THE REQUEST:
Take from the listing each line that has the string "triangle".

SOURCE MATERIAL:
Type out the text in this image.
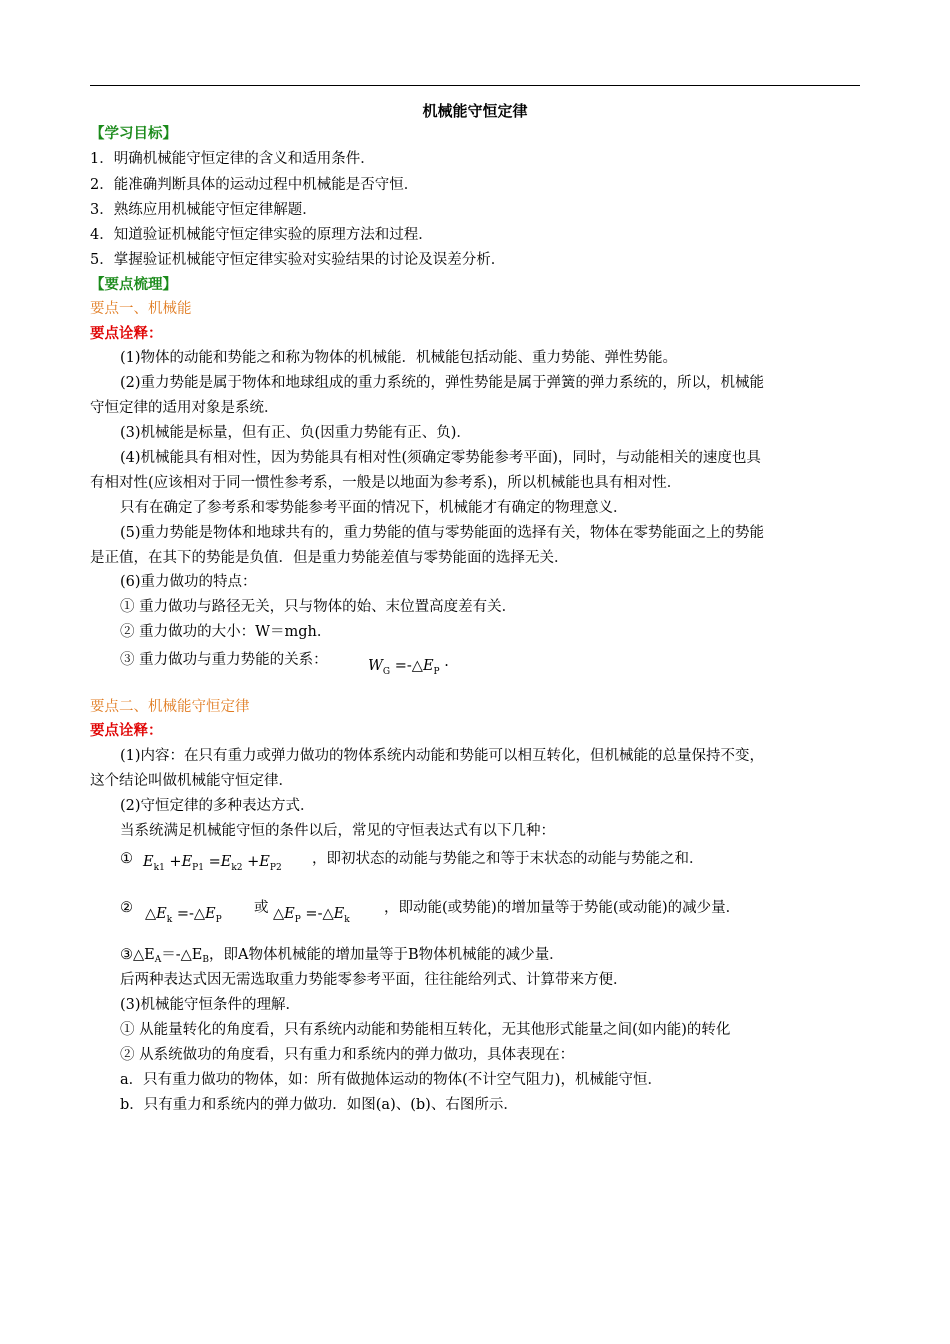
机械能守恒定律
【学习目标】
1．明确机械能守恒定律的含义和适用条件．
2．能准确判断具体的运动过程中机械能是否守恒．
3．熟练应用机械能守恒定律解题．
4．知道验证机械能守恒定律实验的原理方法和过程．
5．掌握验证机械能守恒定律实验对实验结果的讨论及误差分析．
【要点梳理】
要点一、机械能
要点诠释：
(1)物体的动能和势能之和称为物体的机械能．机械能包括动能、重力势能、弹性势能。
(2)重力势能是属于物体和地球组成的重力系统的，弹性势能是属于弹簧的弹力系统的，所以，机械能
守恒定律的适用对象是系统．
(3)机械能是标量，但有正、负(因重力势能有正、负)．
(4)机械能具有相对性，因为势能具有相对性(须确定零势能参考平面)，同时，与动能相关的速度也具
有相对性(应该相对于同一惯性参考系，一般是以地面为参考系)，所以机械能也具有相对性．
只有在确定了参考系和零势能参考平面的情况下，机械能才有确定的物理意义．
(5)重力势能是物体和地球共有的，重力势能的值与零势能面的选择有关，物体在零势能面之上的势能
是正值，在其下的势能是负值．但是重力势能差值与零势能面的选择无关．
(6)重力做功的特点：
① 重力做功与路径无关，只与物体的始、末位置高度差有关．
② 重力做功的大小：W＝mgh．
③ 重力做功与重力势能的关系：	$W_G$ $=-\triangle E_P$ ·
要点二、机械能守恒定律
要点诠释：
(1)内容：在只有重力或弹力做功的物体系统内动能和势能可以相互转化，但机械能的总量保持不变，
这个结论叫做机械能守恒定律．
(2)守恒定律的多种表达方式．
当系统满足机械能守恒的条件以后，常见的守恒表达式有以下几种：
① $E_{k1} +E_{P1} =E_{k2} +E_{P2}$
，即初状态的动能与势能之和等于末状态的动能与势能之和．
② $\triangle E_k$ $=-\triangle E_P$
或 $\triangle E_P$ $=-\triangle E_k$
，即动能(或势能)的增加量等于势能(或动能)的减少量．
$③\triangle E_A=-\triangle E_B$，即A物体机械能的增加量等于B物体机械能的减少量．
后两种表达式因无需选取重力势能零参考平面，往往能给列式、计算带来方便．
(3)机械能守恒条件的理解．
① 从能量转化的角度看，只有系统内动能和势能相互转化，无其他形式能量之间(如内能)的转化
② 从系统做功的角度看，只有重力和系统内的弹力做功，具体表现在：
a．只有重力做功的物体，如：所有做抛体运动的物体(不计空气阻力)，机械能守恒．
b．只有重力和系统内的弹力做功．如图(a)、(b)、右图所示．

FULL ANSWER:
③ 重力做功与重力势能的关系：	$W_G$ $=-\triangle E_P$ ·
② $\triangle E_k$ $=-\triangle E_P$
或 $\triangle E_P$ $=-\triangle E_k$
$③\triangle E_A=-\triangle E_B$，即A物体机械能的增加量等于B物体机械能的减少量．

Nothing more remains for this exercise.